→ **Given instruction**: Every record below should be written out exactly; pictures stay out.

(Data excerpts)
******************************
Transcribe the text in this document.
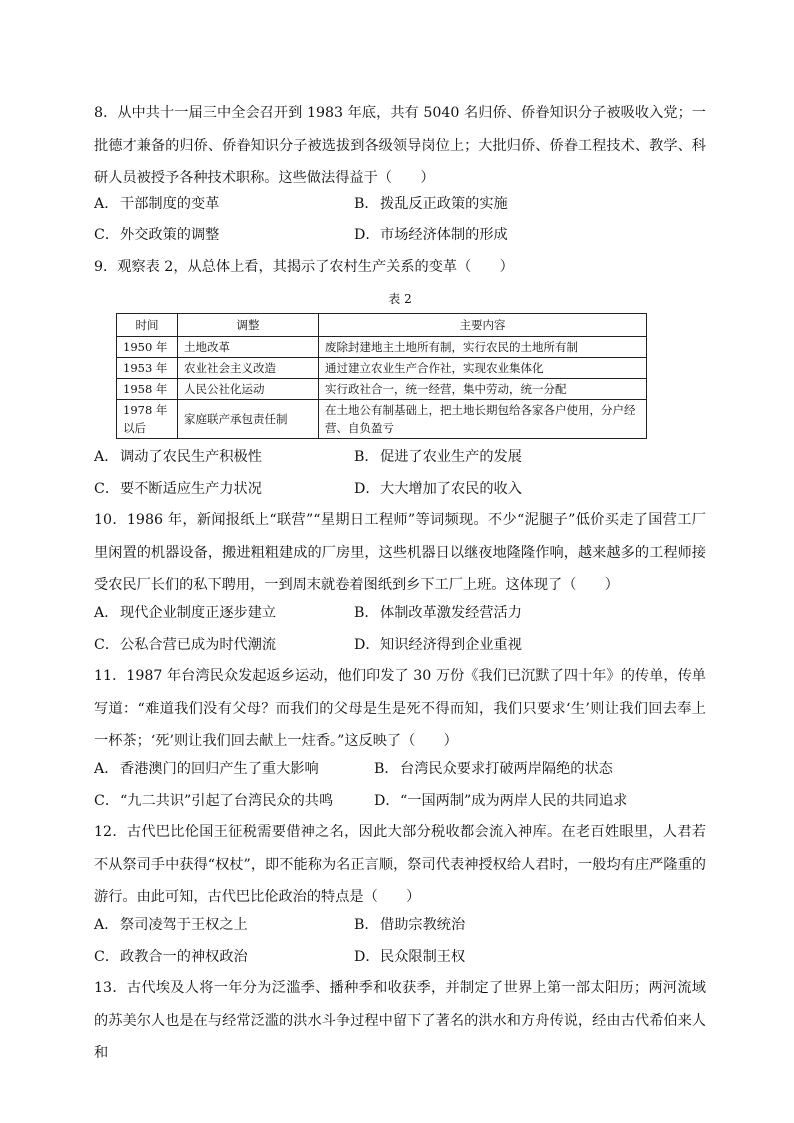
8．从中共十一届三中全会召开到 1983 年底，共有 5040 名归侨、侨眷知识分子被吸收入党；一批德才兼备的归侨、侨眷知识分子被选拔到各级领导岗位上；大批归侨、侨眷工程技术、教学、科研人员被授予各种技术职称。这些做法得益于（　　）
A． 干部制度的变革	B．拨乱反正政策的实施
C．外交政策的调整	D．市场经济体制的形成
9．观察表 2，从总体上看，其揭示了农村生产关系的变革（　　）
表 2
时间	调整	主要内容
1950 年	土地改革	废除封建地主土地所有制，实行农民的土地所有制
1953 年	农业社会主义改造	通过建立农业生产合作社，实现农业集体化
1958 年	人民公社化运动	实行政社合一，统一经营，集中劳动，统一分配
1978 年以后	家庭联产承包责任制	在土地公有制基础上，把土地长期包给各家各户使用，分户经营、自负盈亏
A． 调动了农民生产积极性	B．促进了农业生产的发展
C．要不断适应生产力状况	D．大大增加了农民的收入
10．1986 年，新闻报纸上“联营”“星期日工程师”等词频现。不少“泥腿子”低价买走了国营工厂里闲置的机器设备，搬进粗粗建成的厂房里，这些机器日以继夜地隆隆作响，越来越多的工程师接受农民厂长们的私下聘用，一到周末就卷着图纸到乡下工厂上班。这体现了（　　）
A． 现代企业制度正逐步建立	B．体制改革激发经营活力
C．公私合营已成为时代潮流	D．知识经济得到企业重视
11．1987 年台湾民众发起返乡运动，他们印发了 30 万份《我们已沉默了四十年》的传单，传单写道：“难道我们没有父母？而我们的父母是生是死不得而知，我们只要求‘生’则让我们回去奉上一杯茶；‘死’则让我们回去献上一炷香。”这反映了（　　）
A． 香港澳门的回归产生了重大影响	B．台湾民众要求打破两岸隔绝的状态
C．“九二共识”引起了台湾民众的共鸣	D．“一国两制”成为两岸人民的共同追求
12．古代巴比伦国王征税需要借神之名，因此大部分税收都会流入神库。在老百姓眼里，人君若不从祭司手中获得“权杖”，即不能称为名正言顺，祭司代表神授权给人君时，一般均有庄严隆重的游行。由此可知，古代巴比伦政治的特点是（　　）
A． 祭司凌驾于王权之上	B．借助宗教统治
C．政教合一的神权政治	D．民众限制王权
13．古代埃及人将一年分为泛滥季、播种季和收获季，并制定了世界上第一部太阳历；两河流域的苏美尔人也是在与经常泛滥的洪水斗争过程中留下了著名的洪水和方舟传说，经由古代希伯来人和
******************************
→ **Output for this task**:
Transcribe the text in this document.
8．从中共十一届三中全会召开到 1983 年底，共有 5040 名归侨、侨眷知识分子被吸收入党；一批德才兼备的归侨、侨眷知识分子被选拔到各级领导岗位上；大批归侨、侨眷工程技术、教学、科研人员被授予各种技术职称。这些做法得益于（　　）
A． 干部制度的变革	B．拨乱反正政策的实施
C．外交政策的调整	D．市场经济体制的形成
9．观察表 2，从总体上看，其揭示了农村生产关系的变革（　　）
表 2
时间	调整	主要内容
1950 年	土地改革	废除封建地主土地所有制，实行农民的土地所有制
1953 年	农业社会主义改造	通过建立农业生产合作社，实现农业集体化
1958 年	人民公社化运动	实行政社合一，统一经营，集中劳动，统一分配
1978 年以后	家庭联产承包责任制	在土地公有制基础上，把土地长期包给各家各户使用，分户经营、自负盈亏
A． 调动了农民生产积极性	B．促进了农业生产的发展
C．要不断适应生产力状况	D．大大增加了农民的收入
10．1986 年，新闻报纸上“联营”“星期日工程师”等词频现。不少“泥腿子”低价买走了国营工厂里闲置的机器设备，搬进粗粗建成的厂房里，这些机器日以继夜地隆隆作响，越来越多的工程师接受农民厂长们的私下聘用，一到周末就卷着图纸到乡下工厂上班。这体现了（　　）
A． 现代企业制度正逐步建立	B．体制改革激发经营活力
C．公私合营已成为时代潮流	D．知识经济得到企业重视
11．1987 年台湾民众发起返乡运动，他们印发了 30 万份《我们已沉默了四十年》的传单，传单写道：“难道我们没有父母？而我们的父母是生是死不得而知，我们只要求‘生’则让我们回去奉上一杯茶；‘死’则让我们回去献上一炷香。”这反映了（　　）
A． 香港澳门的回归产生了重大影响	B．台湾民众要求打破两岸隔绝的状态
C．“九二共识”引起了台湾民众的共鸣	D．“一国两制”成为两岸人民的共同追求
12．古代巴比伦国王征税需要借神之名，因此大部分税收都会流入神库。在老百姓眼里，人君若不从祭司手中获得“权杖”，即不能称为名正言顺，祭司代表神授权给人君时，一般均有庄严隆重的游行。由此可知，古代巴比伦政治的特点是（　　）
A． 祭司凌驾于王权之上	B．借助宗教统治
C．政教合一的神权政治	D．民众限制王权
13．古代埃及人将一年分为泛滥季、播种季和收获季，并制定了世界上第一部太阳历；两河流域的苏美尔人也是在与经常泛滥的洪水斗争过程中留下了著名的洪水和方舟传说，经由古代希伯来人和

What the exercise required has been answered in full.